_DATA LINES_.
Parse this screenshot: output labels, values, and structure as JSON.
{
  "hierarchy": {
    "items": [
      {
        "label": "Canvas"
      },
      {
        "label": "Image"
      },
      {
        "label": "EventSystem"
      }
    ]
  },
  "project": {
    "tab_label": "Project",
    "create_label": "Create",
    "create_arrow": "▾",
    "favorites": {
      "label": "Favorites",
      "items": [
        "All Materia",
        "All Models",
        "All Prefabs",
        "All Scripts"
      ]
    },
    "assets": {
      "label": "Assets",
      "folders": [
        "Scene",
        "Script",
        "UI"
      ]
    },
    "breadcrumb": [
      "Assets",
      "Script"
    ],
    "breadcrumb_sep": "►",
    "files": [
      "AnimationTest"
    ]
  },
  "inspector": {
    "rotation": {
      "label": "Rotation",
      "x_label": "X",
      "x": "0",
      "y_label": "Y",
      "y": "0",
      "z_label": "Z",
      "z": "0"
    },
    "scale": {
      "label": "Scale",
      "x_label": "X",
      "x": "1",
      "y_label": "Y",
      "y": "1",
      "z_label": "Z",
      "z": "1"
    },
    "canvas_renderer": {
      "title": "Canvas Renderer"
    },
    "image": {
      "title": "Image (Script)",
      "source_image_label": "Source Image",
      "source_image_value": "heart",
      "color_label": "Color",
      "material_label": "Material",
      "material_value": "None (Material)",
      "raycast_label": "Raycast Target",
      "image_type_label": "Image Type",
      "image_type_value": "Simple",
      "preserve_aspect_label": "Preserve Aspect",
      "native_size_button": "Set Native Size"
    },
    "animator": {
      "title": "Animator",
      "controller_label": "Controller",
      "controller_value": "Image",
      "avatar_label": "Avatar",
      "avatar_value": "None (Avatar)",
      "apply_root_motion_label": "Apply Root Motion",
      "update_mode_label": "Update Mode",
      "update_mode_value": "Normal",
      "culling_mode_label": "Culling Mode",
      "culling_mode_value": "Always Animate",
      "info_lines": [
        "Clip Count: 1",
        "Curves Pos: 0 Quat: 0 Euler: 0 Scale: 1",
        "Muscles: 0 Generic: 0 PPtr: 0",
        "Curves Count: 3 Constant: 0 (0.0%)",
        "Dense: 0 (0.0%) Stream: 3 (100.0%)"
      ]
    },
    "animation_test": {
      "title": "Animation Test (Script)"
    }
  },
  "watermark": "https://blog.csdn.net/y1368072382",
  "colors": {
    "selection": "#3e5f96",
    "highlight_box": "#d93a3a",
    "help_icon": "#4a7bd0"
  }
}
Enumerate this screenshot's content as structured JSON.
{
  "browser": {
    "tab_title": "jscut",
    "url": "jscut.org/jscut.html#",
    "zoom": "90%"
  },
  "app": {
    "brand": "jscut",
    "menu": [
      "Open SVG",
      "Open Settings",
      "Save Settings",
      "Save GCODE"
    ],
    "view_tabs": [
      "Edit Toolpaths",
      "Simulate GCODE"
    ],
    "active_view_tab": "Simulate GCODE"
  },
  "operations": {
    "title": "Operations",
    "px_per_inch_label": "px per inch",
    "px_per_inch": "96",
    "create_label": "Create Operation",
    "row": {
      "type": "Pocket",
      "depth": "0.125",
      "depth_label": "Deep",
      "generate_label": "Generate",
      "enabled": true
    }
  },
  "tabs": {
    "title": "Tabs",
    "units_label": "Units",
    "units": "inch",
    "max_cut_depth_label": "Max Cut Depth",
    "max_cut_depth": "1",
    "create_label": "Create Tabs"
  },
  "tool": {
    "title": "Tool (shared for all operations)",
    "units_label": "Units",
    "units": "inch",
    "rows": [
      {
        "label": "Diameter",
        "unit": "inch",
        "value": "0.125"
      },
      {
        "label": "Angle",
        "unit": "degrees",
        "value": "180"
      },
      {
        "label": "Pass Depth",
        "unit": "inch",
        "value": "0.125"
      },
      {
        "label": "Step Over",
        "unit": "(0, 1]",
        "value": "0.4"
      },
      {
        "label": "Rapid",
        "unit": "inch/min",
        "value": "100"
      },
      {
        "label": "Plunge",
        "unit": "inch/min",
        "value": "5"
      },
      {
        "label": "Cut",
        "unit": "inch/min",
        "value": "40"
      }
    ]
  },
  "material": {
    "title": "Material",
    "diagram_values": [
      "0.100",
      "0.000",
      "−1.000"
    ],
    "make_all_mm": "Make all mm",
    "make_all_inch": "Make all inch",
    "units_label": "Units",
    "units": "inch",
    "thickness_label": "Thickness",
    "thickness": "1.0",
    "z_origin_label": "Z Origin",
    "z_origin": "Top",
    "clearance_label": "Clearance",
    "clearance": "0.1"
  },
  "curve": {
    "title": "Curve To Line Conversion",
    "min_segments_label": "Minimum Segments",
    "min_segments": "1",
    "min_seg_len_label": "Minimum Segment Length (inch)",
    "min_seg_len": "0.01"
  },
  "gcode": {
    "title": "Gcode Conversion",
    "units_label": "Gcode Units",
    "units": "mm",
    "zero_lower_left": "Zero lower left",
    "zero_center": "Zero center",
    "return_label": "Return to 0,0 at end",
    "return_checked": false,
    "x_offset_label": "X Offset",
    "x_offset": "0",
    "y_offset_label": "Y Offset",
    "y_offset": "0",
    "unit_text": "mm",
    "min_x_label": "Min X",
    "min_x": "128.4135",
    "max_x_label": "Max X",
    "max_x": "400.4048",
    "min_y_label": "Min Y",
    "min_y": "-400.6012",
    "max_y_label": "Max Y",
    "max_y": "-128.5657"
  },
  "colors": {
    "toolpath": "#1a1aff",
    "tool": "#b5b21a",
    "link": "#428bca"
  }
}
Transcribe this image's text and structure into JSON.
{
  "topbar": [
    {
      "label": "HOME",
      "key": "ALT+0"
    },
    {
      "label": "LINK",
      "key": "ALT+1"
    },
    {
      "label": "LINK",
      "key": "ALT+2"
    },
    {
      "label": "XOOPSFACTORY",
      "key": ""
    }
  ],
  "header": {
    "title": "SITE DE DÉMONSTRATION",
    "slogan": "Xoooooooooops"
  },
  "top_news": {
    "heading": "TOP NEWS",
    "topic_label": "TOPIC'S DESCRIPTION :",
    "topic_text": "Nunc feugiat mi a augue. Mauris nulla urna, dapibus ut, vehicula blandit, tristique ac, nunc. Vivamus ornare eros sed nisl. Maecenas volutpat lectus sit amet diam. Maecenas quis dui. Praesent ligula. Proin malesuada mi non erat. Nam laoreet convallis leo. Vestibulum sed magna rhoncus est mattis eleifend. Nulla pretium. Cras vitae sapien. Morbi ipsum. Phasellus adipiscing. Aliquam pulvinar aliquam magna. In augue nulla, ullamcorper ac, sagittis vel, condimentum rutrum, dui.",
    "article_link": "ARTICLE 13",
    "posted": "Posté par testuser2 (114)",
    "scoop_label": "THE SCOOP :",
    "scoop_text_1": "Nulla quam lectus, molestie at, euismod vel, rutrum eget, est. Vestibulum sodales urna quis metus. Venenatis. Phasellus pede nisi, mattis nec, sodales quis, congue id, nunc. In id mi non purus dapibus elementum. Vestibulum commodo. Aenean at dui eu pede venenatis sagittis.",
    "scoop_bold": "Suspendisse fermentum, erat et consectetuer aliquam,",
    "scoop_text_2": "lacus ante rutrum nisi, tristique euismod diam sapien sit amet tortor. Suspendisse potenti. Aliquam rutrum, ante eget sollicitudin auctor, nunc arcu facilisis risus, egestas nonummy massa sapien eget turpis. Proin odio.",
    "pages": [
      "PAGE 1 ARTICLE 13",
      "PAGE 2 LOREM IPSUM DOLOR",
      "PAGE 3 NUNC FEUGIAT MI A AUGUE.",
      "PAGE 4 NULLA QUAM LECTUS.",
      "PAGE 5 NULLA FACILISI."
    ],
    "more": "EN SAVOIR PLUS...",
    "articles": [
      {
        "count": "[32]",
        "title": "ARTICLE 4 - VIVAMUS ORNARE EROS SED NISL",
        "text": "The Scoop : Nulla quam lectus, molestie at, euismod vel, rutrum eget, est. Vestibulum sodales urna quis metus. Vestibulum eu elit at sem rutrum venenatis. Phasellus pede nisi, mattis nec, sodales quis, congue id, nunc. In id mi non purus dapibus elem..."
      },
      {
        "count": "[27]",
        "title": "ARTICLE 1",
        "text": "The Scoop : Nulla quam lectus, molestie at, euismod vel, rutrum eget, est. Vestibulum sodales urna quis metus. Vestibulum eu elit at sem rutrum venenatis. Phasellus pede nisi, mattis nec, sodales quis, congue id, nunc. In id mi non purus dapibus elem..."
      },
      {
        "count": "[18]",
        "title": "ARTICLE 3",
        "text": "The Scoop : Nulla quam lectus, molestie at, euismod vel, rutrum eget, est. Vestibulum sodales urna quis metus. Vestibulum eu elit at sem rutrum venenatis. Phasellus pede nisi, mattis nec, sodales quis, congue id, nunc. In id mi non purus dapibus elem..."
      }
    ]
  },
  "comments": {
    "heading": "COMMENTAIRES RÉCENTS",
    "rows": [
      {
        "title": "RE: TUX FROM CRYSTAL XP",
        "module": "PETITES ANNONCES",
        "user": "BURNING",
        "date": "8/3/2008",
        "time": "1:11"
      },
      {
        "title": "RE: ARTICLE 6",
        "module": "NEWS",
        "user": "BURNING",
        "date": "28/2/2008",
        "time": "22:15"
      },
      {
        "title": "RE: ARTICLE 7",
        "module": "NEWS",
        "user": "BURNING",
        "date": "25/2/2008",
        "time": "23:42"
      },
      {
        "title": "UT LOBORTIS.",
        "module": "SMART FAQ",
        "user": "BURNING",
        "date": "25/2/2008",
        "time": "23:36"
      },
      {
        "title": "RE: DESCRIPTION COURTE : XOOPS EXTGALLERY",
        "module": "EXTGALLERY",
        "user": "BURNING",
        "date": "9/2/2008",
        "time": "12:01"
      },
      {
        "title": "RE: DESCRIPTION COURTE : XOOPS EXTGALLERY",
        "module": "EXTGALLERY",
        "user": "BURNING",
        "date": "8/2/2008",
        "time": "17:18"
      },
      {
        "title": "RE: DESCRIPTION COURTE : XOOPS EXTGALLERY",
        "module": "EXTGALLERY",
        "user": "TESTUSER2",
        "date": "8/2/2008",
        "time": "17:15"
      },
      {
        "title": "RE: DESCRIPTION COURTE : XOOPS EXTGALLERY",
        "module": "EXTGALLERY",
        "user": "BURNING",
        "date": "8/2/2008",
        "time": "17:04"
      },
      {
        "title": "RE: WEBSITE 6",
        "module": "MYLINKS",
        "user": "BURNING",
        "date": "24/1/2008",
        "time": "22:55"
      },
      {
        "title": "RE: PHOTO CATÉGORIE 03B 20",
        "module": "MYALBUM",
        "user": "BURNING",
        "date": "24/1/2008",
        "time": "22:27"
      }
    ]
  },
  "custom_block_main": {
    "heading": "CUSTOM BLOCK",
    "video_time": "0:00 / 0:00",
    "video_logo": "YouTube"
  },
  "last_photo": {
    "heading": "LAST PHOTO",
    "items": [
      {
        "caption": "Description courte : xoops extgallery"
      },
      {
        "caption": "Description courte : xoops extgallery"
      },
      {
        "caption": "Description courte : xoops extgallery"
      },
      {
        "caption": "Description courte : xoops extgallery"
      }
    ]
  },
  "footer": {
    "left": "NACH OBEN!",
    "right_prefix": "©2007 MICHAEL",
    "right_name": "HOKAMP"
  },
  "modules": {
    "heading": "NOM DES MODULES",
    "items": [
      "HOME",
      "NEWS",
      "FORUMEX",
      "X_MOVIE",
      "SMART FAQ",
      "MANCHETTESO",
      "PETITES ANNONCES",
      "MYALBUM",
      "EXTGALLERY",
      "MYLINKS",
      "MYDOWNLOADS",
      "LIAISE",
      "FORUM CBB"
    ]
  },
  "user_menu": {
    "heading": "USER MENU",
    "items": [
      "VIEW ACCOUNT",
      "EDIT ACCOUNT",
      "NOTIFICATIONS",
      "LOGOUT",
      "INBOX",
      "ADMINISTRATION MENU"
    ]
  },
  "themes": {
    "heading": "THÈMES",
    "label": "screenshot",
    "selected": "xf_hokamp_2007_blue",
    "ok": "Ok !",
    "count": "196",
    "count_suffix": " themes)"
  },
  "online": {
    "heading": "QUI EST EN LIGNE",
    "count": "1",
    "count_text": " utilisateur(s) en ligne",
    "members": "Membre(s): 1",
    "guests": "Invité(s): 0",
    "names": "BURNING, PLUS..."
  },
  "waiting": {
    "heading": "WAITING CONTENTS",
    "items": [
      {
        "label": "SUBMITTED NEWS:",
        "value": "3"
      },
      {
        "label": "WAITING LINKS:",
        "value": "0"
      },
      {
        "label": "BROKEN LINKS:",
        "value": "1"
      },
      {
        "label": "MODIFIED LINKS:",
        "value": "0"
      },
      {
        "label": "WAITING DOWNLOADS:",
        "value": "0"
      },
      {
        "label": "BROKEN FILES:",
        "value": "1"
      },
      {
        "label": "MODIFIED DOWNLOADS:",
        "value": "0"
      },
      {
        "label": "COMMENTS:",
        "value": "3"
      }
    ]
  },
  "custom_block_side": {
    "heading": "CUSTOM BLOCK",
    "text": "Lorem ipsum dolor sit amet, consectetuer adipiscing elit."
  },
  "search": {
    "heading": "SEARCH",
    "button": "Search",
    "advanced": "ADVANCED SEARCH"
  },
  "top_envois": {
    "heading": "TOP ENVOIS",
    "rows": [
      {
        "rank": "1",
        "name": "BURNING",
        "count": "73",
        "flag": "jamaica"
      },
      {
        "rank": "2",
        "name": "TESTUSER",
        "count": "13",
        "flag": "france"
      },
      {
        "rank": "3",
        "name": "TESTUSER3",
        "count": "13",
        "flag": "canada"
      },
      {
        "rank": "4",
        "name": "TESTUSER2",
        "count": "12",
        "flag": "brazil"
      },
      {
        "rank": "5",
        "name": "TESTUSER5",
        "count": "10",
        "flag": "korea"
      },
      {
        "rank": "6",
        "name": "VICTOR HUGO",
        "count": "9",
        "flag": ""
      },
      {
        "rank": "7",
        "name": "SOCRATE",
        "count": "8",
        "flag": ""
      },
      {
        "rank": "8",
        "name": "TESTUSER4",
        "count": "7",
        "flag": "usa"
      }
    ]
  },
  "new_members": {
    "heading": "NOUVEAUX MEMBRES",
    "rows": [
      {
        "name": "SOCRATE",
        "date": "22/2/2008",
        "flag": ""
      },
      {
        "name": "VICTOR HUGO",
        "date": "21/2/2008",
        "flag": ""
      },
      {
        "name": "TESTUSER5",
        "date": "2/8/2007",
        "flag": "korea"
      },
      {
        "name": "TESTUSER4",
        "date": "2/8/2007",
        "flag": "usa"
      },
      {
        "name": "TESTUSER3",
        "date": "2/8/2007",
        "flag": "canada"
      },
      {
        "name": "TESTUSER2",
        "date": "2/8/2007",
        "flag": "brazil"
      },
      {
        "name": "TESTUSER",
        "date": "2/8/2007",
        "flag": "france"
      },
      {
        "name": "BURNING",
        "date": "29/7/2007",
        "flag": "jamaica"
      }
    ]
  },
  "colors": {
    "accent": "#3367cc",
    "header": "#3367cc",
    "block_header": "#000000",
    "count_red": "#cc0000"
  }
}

_TASK PROMPT_. Find every line in the records that has the string "Make", then state how many there are and nothing else.

_EXERCISE OUTPUT_. 2